▶ **Problem to solve**
Could you show each line of the records that contains the word "name"?

◆ ◆ ◆ ◆ ◆ ◆ ◆

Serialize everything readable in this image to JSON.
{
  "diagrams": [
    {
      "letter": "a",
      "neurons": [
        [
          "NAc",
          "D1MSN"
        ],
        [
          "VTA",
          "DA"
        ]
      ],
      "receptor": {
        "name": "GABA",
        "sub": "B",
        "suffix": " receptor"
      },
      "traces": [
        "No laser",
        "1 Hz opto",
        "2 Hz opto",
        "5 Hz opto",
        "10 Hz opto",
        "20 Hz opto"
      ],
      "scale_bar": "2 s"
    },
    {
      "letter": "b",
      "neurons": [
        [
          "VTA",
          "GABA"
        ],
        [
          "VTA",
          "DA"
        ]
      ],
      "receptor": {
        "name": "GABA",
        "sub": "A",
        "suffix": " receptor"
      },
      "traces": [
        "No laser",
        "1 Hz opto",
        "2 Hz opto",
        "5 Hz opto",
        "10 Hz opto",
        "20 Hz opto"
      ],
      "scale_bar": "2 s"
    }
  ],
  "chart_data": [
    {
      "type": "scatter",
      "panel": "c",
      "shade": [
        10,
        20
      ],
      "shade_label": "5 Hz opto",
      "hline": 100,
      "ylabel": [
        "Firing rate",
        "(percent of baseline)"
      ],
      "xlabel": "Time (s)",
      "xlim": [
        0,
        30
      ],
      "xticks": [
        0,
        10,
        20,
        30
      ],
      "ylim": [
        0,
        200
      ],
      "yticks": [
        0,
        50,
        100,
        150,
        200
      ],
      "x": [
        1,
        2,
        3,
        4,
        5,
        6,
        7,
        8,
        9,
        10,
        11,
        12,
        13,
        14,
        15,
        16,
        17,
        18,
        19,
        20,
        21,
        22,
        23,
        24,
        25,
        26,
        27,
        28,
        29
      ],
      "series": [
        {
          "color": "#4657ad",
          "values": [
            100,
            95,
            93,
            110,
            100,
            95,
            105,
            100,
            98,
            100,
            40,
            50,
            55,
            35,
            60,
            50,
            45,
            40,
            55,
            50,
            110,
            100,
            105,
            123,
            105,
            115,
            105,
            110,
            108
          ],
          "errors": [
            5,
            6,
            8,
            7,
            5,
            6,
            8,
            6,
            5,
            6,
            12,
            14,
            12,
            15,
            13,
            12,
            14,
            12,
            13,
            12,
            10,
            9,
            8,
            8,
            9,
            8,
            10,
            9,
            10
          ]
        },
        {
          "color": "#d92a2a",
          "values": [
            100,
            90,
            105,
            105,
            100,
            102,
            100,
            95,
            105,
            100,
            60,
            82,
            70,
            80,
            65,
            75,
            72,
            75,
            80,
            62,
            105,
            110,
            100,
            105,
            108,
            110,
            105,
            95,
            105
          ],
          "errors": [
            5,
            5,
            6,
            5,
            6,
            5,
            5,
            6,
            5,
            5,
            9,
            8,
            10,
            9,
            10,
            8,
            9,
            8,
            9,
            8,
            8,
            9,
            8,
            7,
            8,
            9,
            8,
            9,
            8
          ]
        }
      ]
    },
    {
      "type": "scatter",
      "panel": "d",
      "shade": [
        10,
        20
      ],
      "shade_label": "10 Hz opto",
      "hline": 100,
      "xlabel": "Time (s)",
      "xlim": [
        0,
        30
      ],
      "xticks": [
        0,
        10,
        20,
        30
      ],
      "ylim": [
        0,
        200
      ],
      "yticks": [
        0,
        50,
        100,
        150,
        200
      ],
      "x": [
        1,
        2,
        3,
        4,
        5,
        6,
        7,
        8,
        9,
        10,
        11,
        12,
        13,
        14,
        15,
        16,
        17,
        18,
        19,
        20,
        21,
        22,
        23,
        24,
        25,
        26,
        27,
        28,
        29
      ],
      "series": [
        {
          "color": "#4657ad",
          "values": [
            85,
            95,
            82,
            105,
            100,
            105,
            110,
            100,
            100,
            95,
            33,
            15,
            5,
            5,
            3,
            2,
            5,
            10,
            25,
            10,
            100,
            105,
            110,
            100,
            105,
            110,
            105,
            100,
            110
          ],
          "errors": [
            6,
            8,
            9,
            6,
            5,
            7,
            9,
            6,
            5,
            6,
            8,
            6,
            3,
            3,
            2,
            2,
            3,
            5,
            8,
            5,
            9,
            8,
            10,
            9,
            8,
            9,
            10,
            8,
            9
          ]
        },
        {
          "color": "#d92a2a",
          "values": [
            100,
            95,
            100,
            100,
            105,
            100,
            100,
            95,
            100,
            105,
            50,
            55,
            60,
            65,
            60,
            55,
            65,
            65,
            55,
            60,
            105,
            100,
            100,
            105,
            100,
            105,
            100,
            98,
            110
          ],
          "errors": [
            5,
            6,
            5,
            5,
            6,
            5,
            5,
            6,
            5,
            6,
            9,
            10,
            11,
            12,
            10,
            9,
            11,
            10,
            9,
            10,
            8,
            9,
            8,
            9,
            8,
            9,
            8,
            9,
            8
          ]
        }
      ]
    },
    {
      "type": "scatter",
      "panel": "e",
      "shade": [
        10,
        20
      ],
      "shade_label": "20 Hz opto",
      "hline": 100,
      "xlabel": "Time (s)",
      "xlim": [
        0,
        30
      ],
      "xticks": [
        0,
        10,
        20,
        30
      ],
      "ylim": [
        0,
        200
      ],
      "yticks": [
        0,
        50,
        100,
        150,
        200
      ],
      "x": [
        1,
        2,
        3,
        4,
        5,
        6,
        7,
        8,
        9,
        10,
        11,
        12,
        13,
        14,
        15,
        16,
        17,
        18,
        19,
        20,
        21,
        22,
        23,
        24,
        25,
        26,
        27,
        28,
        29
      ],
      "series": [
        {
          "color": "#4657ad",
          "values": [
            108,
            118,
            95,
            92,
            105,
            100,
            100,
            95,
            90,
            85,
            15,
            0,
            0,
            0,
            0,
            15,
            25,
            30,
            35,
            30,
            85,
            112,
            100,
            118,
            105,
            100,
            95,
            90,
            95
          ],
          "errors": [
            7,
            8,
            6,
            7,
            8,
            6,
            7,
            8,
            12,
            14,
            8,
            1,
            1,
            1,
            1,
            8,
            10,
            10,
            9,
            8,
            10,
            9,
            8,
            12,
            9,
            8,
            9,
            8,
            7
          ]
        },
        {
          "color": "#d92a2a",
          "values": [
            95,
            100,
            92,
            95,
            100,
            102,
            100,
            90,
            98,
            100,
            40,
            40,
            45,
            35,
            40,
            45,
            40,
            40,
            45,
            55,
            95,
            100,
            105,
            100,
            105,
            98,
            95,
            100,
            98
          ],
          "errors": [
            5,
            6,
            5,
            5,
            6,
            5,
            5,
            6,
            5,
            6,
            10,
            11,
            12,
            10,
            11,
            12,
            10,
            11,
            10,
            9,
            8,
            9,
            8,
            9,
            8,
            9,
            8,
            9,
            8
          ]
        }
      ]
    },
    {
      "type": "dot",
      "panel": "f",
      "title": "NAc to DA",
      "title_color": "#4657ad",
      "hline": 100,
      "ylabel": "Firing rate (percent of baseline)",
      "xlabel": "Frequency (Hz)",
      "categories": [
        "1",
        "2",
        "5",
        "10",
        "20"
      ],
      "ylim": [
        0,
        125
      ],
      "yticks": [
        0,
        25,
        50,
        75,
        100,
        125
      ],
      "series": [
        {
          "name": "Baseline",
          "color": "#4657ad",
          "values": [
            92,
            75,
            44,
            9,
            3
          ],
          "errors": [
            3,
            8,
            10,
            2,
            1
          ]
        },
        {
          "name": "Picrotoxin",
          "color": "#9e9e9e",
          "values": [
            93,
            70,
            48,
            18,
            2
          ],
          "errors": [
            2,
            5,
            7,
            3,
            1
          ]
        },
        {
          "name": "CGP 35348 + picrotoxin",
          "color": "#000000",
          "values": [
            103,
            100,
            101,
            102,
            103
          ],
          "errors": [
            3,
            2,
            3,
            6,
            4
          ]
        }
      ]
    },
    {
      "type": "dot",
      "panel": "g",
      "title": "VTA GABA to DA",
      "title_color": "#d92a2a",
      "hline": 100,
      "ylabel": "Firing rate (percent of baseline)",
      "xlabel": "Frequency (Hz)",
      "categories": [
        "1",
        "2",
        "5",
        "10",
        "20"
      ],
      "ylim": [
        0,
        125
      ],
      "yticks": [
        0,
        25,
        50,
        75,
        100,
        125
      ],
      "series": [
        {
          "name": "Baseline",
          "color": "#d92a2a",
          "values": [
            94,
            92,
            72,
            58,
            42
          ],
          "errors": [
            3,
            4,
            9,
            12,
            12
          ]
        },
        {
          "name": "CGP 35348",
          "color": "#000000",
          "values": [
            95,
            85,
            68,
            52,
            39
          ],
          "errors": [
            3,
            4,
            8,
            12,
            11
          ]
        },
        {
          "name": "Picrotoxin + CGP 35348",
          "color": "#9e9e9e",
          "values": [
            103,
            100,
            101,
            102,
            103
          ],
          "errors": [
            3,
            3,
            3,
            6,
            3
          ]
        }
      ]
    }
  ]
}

◆ ◆ ◆ ◆ ◆ ◆ ◆

▶ **Your solution**
        "name": "GABA",
        "name": "GABA",
          "name": "Baseline",
          "name": "Picrotoxin",
          "name": "CGP 35348 + picrotoxin",
          "name": "Baseline",
          "name": "CGP 35348",
          "name": "Picrotoxin + CGP 35348",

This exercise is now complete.